Exercise task →
Scan the lines below; pull out those with "Sigma".

Exercise materials →
▬▬▬▬▬▬
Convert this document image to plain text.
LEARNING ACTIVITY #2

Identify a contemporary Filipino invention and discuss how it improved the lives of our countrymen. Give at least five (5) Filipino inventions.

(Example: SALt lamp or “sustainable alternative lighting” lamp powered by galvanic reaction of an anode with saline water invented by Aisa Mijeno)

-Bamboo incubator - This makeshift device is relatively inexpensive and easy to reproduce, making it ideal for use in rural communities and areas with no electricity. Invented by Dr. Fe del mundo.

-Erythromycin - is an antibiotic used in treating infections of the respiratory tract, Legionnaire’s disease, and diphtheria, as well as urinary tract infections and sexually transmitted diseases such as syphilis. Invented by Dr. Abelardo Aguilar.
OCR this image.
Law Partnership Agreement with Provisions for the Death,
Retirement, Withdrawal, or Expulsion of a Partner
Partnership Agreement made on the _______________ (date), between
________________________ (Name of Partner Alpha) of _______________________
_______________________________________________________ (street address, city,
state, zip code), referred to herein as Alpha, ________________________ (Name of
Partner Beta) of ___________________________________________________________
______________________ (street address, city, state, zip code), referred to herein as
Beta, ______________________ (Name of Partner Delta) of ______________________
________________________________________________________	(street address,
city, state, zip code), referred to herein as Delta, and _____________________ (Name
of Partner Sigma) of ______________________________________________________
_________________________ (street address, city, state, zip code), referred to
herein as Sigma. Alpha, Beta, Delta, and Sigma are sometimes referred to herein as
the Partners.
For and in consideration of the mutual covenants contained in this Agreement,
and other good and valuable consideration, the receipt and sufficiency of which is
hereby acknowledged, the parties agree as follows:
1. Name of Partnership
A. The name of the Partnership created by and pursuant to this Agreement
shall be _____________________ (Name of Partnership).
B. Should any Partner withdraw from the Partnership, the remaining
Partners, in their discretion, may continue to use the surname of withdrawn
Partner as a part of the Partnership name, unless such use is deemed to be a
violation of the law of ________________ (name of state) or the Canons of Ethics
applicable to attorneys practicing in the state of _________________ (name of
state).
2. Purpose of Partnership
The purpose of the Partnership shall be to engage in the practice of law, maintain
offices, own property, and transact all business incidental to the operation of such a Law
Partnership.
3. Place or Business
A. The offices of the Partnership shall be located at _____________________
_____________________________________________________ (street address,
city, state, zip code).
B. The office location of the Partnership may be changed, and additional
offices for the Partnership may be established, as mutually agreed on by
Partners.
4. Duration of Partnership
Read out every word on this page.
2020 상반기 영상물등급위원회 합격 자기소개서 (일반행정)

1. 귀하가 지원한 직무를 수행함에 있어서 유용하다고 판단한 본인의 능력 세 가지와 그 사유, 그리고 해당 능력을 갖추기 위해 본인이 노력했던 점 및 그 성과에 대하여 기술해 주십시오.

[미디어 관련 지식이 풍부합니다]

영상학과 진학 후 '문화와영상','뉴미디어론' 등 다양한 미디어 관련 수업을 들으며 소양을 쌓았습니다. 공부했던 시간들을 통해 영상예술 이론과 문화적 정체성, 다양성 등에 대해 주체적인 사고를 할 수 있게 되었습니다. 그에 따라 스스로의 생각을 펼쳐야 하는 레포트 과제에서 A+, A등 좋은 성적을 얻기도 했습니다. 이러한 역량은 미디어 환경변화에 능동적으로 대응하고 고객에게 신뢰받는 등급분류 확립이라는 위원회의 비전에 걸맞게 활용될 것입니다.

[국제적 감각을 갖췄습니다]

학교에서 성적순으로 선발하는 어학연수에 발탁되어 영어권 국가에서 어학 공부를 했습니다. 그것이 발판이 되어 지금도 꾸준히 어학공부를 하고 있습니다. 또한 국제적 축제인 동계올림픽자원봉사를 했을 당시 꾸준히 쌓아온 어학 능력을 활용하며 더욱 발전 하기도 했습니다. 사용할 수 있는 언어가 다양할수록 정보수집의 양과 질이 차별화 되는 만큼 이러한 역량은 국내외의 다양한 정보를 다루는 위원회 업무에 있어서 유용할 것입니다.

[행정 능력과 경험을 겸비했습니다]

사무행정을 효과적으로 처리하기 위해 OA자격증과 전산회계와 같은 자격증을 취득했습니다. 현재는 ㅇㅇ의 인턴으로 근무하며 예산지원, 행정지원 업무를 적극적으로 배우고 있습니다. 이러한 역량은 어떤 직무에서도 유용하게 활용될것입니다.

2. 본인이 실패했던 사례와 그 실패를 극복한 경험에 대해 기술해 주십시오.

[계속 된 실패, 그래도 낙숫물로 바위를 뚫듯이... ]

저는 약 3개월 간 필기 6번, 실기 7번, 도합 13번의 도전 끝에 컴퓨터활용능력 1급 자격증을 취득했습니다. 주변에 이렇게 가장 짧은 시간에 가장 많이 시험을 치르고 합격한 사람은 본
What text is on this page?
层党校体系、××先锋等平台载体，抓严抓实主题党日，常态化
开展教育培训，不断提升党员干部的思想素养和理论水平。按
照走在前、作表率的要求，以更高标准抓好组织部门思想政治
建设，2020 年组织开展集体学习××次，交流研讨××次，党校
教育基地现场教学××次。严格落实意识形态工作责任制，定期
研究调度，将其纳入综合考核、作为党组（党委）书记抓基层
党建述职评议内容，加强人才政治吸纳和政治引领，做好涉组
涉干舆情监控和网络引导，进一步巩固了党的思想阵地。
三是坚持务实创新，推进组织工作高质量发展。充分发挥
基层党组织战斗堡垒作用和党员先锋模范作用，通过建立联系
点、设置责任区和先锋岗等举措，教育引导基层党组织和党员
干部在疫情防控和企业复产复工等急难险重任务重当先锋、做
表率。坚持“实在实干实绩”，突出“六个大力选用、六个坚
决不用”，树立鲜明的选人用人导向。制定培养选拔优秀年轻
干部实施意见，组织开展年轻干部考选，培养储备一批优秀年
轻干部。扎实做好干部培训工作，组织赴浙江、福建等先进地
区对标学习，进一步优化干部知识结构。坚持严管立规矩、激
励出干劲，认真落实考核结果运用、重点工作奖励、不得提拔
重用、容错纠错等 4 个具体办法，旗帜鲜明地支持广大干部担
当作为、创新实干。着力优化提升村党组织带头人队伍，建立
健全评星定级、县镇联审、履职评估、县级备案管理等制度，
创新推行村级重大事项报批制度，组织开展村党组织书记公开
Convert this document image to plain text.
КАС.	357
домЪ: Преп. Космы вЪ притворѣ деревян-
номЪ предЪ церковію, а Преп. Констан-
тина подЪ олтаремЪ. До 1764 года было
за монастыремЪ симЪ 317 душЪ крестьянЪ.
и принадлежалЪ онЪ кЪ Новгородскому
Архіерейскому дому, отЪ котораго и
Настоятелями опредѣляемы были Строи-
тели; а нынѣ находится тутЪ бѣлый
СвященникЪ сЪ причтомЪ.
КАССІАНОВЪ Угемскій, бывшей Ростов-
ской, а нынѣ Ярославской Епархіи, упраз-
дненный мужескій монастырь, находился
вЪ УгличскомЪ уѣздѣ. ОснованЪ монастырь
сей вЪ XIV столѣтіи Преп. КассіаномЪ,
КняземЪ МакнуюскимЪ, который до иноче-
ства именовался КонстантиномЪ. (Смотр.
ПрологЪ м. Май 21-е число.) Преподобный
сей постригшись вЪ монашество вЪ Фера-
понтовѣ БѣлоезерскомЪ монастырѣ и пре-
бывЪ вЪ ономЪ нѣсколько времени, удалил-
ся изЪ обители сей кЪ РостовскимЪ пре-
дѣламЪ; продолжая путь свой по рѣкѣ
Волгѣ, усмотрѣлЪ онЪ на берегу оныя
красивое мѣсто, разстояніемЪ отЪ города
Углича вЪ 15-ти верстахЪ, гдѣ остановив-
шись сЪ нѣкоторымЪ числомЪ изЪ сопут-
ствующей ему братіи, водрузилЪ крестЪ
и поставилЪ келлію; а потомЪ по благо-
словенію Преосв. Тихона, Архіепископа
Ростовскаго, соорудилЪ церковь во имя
▬▬▬▬▬▬
Output below →
of Partner Sigma) of ______________________________________________________
herein as Sigma. Alpha, Beta, Delta, and Sigma are sometimes referred to herein as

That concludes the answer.